━━━━━ SUPPLIED DATA ━━━━━

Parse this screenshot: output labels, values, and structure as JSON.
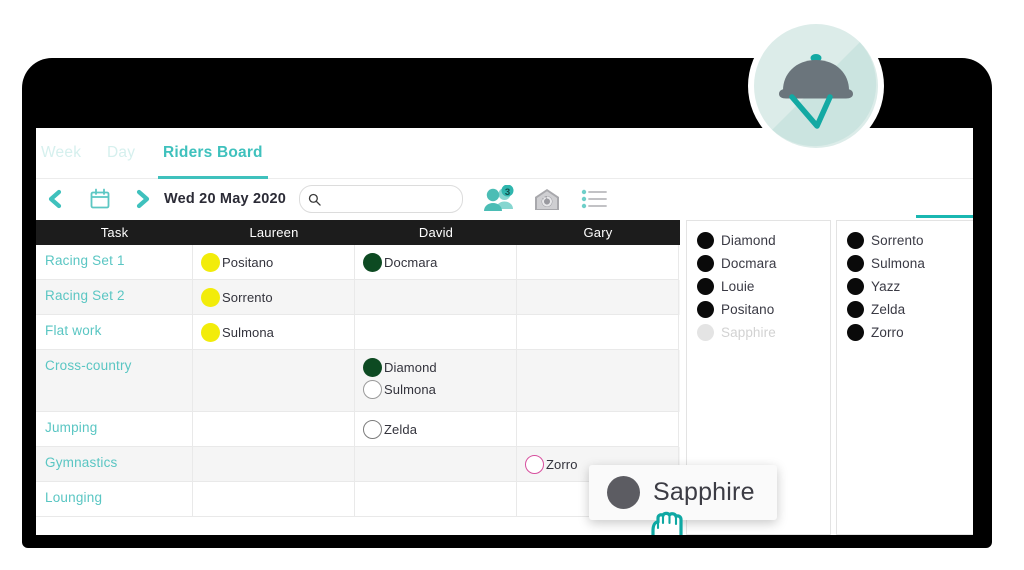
{
  "app": {
    "title": "Riders Board",
    "accent_color": "#3fc1bd",
    "header_bg": "#1c1c1c"
  },
  "tabs": [
    {
      "label": "Week",
      "active": false
    },
    {
      "label": "Day",
      "active": false
    },
    {
      "label": "Riders Board",
      "active": true
    }
  ],
  "toolbar": {
    "prev_label": "previous",
    "next_label": "next",
    "calendar_label": "calendar",
    "date": "Wed 20 May 2020",
    "search": {
      "value": "",
      "placeholder": ""
    },
    "people_badge": "3",
    "icons": [
      "people-icon",
      "barn-icon",
      "list-icon"
    ]
  },
  "board": {
    "columns": [
      "Task",
      "Laureen",
      "David",
      "Gary"
    ],
    "rows": [
      {
        "task": "Racing Set 1",
        "laureen": [
          {
            "name": "Positano",
            "color": "#f2ec0a",
            "style": "filled"
          }
        ],
        "david": [
          {
            "name": "Docmara",
            "color": "#0d4a22",
            "style": "filled"
          }
        ],
        "gary": []
      },
      {
        "task": "Racing Set 2",
        "laureen": [
          {
            "name": "Sorrento",
            "color": "#f2ec0a",
            "style": "filled"
          }
        ],
        "david": [],
        "gary": []
      },
      {
        "task": "Flat work",
        "laureen": [
          {
            "name": "Sulmona",
            "color": "#f2ec0a",
            "style": "filled"
          }
        ],
        "david": [],
        "gary": []
      },
      {
        "task": "Cross-country",
        "laureen": [],
        "david": [
          {
            "name": "Diamond",
            "color": "#0d4a22",
            "style": "filled"
          },
          {
            "name": "Sulmona",
            "color": "#9a9a9a",
            "style": "outline"
          }
        ],
        "gary": []
      },
      {
        "task": "Jumping",
        "laureen": [],
        "david": [
          {
            "name": "Zelda",
            "color": "#7c7c7c",
            "style": "outline"
          }
        ],
        "gary": []
      },
      {
        "task": "Gymnastics",
        "laureen": [],
        "david": [],
        "gary": [
          {
            "name": "Zorro",
            "color": "#d74f9e",
            "style": "outline"
          }
        ]
      },
      {
        "task": "Lounging",
        "laureen": [],
        "david": [],
        "gary": []
      }
    ]
  },
  "panels": [
    {
      "name": "horse-list-a",
      "items": [
        {
          "label": "Diamond",
          "ghost": false
        },
        {
          "label": "Docmara",
          "ghost": false
        },
        {
          "label": "Louie",
          "ghost": false
        },
        {
          "label": "Positano",
          "ghost": false
        },
        {
          "label": "Sapphire",
          "ghost": true
        }
      ]
    },
    {
      "name": "horse-list-b",
      "items": [
        {
          "label": "Sorrento",
          "ghost": false
        },
        {
          "label": "Sulmona",
          "ghost": false
        },
        {
          "label": "Yazz",
          "ghost": false
        },
        {
          "label": "Zelda",
          "ghost": false
        },
        {
          "label": "Zorro",
          "ghost": false
        }
      ]
    }
  ],
  "drag": {
    "label": "Sapphire",
    "dot_color": "#5c5c62",
    "cursor": "grabbing-hand-cursor"
  },
  "badge": {
    "icon": "riding-helmet-icon",
    "circle_color": "#d9ece8",
    "helmet_color": "#6b757c",
    "strap_color": "#13a9a3"
  }
}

━━━━━

• [OBJECTIVE]: Give the data above again in full and unchanged, skipping the pictures.

• [WORKED ANSWER]:
Parse this screenshot: output labels, values, and structure as JSON.
{
  "app": {
    "title": "Riders Board",
    "accent_color": "#3fc1bd",
    "header_bg": "#1c1c1c"
  },
  "tabs": [
    {
      "label": "Week",
      "active": false
    },
    {
      "label": "Day",
      "active": false
    },
    {
      "label": "Riders Board",
      "active": true
    }
  ],
  "toolbar": {
    "prev_label": "previous",
    "next_label": "next",
    "calendar_label": "calendar",
    "date": "Wed 20 May 2020",
    "search": {
      "value": "",
      "placeholder": ""
    },
    "people_badge": "3",
    "icons": [
      "people-icon",
      "barn-icon",
      "list-icon"
    ]
  },
  "board": {
    "columns": [
      "Task",
      "Laureen",
      "David",
      "Gary"
    ],
    "rows": [
      {
        "task": "Racing Set 1",
        "laureen": [
          {
            "name": "Positano",
            "color": "#f2ec0a",
            "style": "filled"
          }
        ],
        "david": [
          {
            "name": "Docmara",
            "color": "#0d4a22",
            "style": "filled"
          }
        ],
        "gary": []
      },
      {
        "task": "Racing Set 2",
        "laureen": [
          {
            "name": "Sorrento",
            "color": "#f2ec0a",
            "style": "filled"
          }
        ],
        "david": [],
        "gary": []
      },
      {
        "task": "Flat work",
        "laureen": [
          {
            "name": "Sulmona",
            "color": "#f2ec0a",
            "style": "filled"
          }
        ],
        "david": [],
        "gary": []
      },
      {
        "task": "Cross-country",
        "laureen": [],
        "david": [
          {
            "name": "Diamond",
            "color": "#0d4a22",
            "style": "filled"
          },
          {
            "name": "Sulmona",
            "color": "#9a9a9a",
            "style": "outline"
          }
        ],
        "gary": []
      },
      {
        "task": "Jumping",
        "laureen": [],
        "david": [
          {
            "name": "Zelda",
            "color": "#7c7c7c",
            "style": "outline"
          }
        ],
        "gary": []
      },
      {
        "task": "Gymnastics",
        "laureen": [],
        "david": [],
        "gary": [
          {
            "name": "Zorro",
            "color": "#d74f9e",
            "style": "outline"
          }
        ]
      },
      {
        "task": "Lounging",
        "laureen": [],
        "david": [],
        "gary": []
      }
    ]
  },
  "panels": [
    {
      "name": "horse-list-a",
      "items": [
        {
          "label": "Diamond",
          "ghost": false
        },
        {
          "label": "Docmara",
          "ghost": false
        },
        {
          "label": "Louie",
          "ghost": false
        },
        {
          "label": "Positano",
          "ghost": false
        },
        {
          "label": "Sapphire",
          "ghost": true
        }
      ]
    },
    {
      "name": "horse-list-b",
      "items": [
        {
          "label": "Sorrento",
          "ghost": false
        },
        {
          "label": "Sulmona",
          "ghost": false
        },
        {
          "label": "Yazz",
          "ghost": false
        },
        {
          "label": "Zelda",
          "ghost": false
        },
        {
          "label": "Zorro",
          "ghost": false
        }
      ]
    }
  ],
  "drag": {
    "label": "Sapphire",
    "dot_color": "#5c5c62",
    "cursor": "grabbing-hand-cursor"
  },
  "badge": {
    "icon": "riding-helmet-icon",
    "circle_color": "#d9ece8",
    "helmet_color": "#6b757c",
    "strap_color": "#13a9a3"
  }
}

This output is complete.